Request:
Extract the complete listing and output it unchanged.
-------- Input --------
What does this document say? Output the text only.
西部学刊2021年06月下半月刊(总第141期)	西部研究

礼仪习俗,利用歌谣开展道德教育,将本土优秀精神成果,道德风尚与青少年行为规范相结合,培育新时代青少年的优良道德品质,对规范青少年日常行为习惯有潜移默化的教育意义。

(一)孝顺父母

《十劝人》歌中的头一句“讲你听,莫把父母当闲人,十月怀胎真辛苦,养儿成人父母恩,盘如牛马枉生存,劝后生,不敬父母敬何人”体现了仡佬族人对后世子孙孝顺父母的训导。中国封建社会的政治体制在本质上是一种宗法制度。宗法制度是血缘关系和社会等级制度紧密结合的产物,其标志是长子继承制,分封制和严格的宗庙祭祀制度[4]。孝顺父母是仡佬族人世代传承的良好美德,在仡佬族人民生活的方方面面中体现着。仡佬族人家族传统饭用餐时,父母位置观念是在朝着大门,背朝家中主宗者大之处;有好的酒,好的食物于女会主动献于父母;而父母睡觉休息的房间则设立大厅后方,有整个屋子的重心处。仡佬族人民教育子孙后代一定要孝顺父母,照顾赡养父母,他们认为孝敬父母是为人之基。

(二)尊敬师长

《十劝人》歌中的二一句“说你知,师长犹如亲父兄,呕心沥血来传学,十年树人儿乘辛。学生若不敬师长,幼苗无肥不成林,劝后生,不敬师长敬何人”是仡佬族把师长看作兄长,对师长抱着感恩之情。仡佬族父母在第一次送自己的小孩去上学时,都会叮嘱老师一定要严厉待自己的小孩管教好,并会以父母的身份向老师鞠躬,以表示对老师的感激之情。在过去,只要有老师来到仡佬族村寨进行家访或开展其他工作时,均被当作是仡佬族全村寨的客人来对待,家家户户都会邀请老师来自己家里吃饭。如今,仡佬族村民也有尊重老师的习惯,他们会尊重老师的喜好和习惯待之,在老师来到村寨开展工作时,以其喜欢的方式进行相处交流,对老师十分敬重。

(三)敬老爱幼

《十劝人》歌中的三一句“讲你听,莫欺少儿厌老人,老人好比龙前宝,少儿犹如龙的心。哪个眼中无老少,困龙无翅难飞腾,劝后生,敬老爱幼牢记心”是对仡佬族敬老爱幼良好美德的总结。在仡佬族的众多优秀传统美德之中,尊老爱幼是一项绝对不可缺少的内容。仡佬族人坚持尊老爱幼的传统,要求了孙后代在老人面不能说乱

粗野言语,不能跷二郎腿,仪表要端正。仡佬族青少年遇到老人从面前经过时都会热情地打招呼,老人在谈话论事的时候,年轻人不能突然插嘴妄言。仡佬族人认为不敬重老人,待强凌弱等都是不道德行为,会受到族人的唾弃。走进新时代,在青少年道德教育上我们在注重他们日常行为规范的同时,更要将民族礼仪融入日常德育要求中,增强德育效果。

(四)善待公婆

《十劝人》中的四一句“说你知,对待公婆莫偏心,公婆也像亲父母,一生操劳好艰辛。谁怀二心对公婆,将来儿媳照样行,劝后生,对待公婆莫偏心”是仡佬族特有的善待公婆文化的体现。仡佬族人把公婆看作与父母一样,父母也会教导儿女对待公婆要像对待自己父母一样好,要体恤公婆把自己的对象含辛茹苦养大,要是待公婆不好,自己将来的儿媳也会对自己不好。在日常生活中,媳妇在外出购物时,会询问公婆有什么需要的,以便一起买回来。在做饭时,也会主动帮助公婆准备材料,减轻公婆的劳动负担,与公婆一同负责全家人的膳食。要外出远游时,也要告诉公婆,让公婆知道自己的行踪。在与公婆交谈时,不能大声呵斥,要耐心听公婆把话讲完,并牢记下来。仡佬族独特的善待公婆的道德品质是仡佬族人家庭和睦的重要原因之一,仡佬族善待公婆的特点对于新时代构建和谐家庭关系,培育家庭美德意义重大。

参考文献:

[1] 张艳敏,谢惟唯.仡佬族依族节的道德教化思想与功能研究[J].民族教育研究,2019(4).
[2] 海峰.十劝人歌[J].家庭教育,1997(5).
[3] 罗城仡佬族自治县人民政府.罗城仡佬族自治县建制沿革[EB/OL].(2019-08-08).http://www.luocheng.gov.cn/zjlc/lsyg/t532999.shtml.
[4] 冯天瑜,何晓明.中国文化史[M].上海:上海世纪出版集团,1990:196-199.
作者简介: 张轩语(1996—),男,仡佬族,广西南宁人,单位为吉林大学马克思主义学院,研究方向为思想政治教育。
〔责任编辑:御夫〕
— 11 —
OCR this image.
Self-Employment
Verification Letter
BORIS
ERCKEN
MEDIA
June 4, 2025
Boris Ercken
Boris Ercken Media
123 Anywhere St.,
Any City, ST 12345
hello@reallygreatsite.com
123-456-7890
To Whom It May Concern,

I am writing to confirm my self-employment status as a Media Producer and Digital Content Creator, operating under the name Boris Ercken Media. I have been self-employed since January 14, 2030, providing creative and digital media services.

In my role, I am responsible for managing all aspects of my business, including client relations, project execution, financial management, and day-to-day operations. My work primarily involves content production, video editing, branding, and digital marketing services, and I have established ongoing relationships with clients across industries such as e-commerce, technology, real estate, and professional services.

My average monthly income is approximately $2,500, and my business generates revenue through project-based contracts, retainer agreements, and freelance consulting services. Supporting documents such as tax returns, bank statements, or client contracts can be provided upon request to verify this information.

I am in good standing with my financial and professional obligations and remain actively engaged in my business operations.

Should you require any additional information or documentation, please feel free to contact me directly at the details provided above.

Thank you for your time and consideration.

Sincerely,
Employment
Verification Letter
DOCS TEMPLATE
--------
Result of the task:
What does this document say? Output the text only.
西部学刊2021年06月下半月刊(总第141期)	西部研究

礼仪习俗,利用歌谣开展道德教育,将本土优秀精神成果,道德风尚与青少年行为规范相结合,培育新时代青少年的优良道德品质,对规范青少年日常行为习惯有潜移默化的教育意义。

(一)孝顺父母

《十劝人》歌中的头一句“讲你听,莫把父母当闲人,十月怀胎真辛苦,养儿成人父母恩,盘如牛马枉生存,劝后生,不敬父母敬何人”体现了仡佬族人对后世子孙孝顺父母的训导。中国封建社会的政治体制在本质上是一种宗法制度。宗法制度是血缘关系和社会等级制度紧密结合的产物,其标志是长子继承制,分封制和严格的宗庙祭祀制度[4]。孝顺父母是仡佬族人世代传承的良好美德,在仡佬族人民生活的方方面面中体现着。仡佬族人家族传统饭用餐时,父母位置观念是在朝着大门,背朝家中主宗者大之处;有好的酒,好的食物于女会主动献于父母;而父母睡觉休息的房间则设立大厅后方,有整个屋子的重心处。仡佬族人民教育子孙后代一定要孝顺父母,照顾赡养父母,他们认为孝敬父母是为人之基。

(二)尊敬师长

《十劝人》歌中的二一句“说你知,师长犹如亲父兄,呕心沥血来传学,十年树人儿乘辛。学生若不敬师长,幼苗无肥不成林,劝后生,不敬师长敬何人”是仡佬族把师长看作兄长,对师长抱着感恩之情。仡佬族父母在第一次送自己的小孩去上学时,都会叮嘱老师一定要严厉待自己的小孩管教好,并会以父母的身份向老师鞠躬,以表示对老师的感激之情。在过去,只要有老师来到仡佬族村寨进行家访或开展其他工作时,均被当作是仡佬族全村寨的客人来对待,家家户户都会邀请老师来自己家里吃饭。如今,仡佬族村民也有尊重老师的习惯,他们会尊重老师的喜好和习惯待之,在老师来到村寨开展工作时,以其喜欢的方式进行相处交流,对老师十分敬重。

(三)敬老爱幼

《十劝人》歌中的三一句“讲你听,莫欺少儿厌老人,老人好比龙前宝,少儿犹如龙的心。哪个眼中无老少,困龙无翅难飞腾,劝后生,敬老爱幼牢记心”是对仡佬族敬老爱幼良好美德的总结。在仡佬族的众多优秀传统美德之中,尊老爱幼是一项绝对不可缺少的内容。仡佬族人坚持尊老爱幼的传统,要求了孙后代在老人面不能说乱

粗野言语,不能跷二郎腿,仪表要端正。仡佬族青少年遇到老人从面前经过时都会热情地打招呼,老人在谈话论事的时候,年轻人不能突然插嘴妄言。仡佬族人认为不敬重老人,待强凌弱等都是不道德行为,会受到族人的唾弃。走进新时代,在青少年道德教育上我们在注重他们日常行为规范的同时,更要将民族礼仪融入日常德育要求中,增强德育效果。

(四)善待公婆

《十劝人》中的四一句“说你知,对待公婆莫偏心,公婆也像亲父母,一生操劳好艰辛。谁怀二心对公婆,将来儿媳照样行,劝后生,对待公婆莫偏心”是仡佬族特有的善待公婆文化的体现。仡佬族人把公婆看作与父母一样,父母也会教导儿女对待公婆要像对待自己父母一样好,要体恤公婆把自己的对象含辛茹苦养大,要是待公婆不好,自己将来的儿媳也会对自己不好。在日常生活中,媳妇在外出购物时,会询问公婆有什么需要的,以便一起买回来。在做饭时,也会主动帮助公婆准备材料,减轻公婆的劳动负担,与公婆一同负责全家人的膳食。要外出远游时,也要告诉公婆,让公婆知道自己的行踪。在与公婆交谈时,不能大声呵斥,要耐心听公婆把话讲完,并牢记下来。仡佬族独特的善待公婆的道德品质是仡佬族人家庭和睦的重要原因之一,仡佬族善待公婆的特点对于新时代构建和谐家庭关系,培育家庭美德意义重大。

参考文献:

[1] 张艳敏,谢惟唯.仡佬族依族节的道德教化思想与功能研究[J].民族教育研究,2019(4).
[2] 海峰.十劝人歌[J].家庭教育,1997(5).
[3] 罗城仡佬族自治县人民政府.罗城仡佬族自治县建制沿革[EB/OL].(2019-08-08).http://www.luocheng.gov.cn/zjlc/lsyg/t532999.shtml.
[4] 冯天瑜,何晓明.中国文化史[M].上海:上海世纪出版集团,1990:196-199.
作者简介: 张轩语(1996—),男,仡佬族,广西南宁人,单位为吉林大学马克思主义学院,研究方向为思想政治教育。
〔责任编辑:御夫〕
— 11 —
OCR this image.
Self-Employment
Verification Letter
BORIS
ERCKEN
MEDIA
June 4, 2025
Boris Ercken
Boris Ercken Media
123 Anywhere St.,
Any City, ST 12345
hello@reallygreatsite.com
123-456-7890
To Whom It May Concern,

I am writing to confirm my self-employment status as a Media Producer and Digital Content Creator, operating under the name Boris Ercken Media. I have been self-employed since January 14, 2030, providing creative and digital media services.

In my role, I am responsible for managing all aspects of my business, including client relations, project execution, financial management, and day-to-day operations. My work primarily involves content production, video editing, branding, and digital marketing services, and I have established ongoing relationships with clients across industries such as e-commerce, technology, real estate, and professional services.

My average monthly income is approximately $2,500, and my business generates revenue through project-based contracts, retainer agreements, and freelance consulting services. Supporting documents such as tax returns, bank statements, or client contracts can be provided upon request to verify this information.

I am in good standing with my financial and professional obligations and remain actively engaged in my business operations.

Should you require any additional information or documentation, please feel free to contact me directly at the details provided above.

Thank you for your time and consideration.

Sincerely,
Employment
Verification Letter
DOCS TEMPLATE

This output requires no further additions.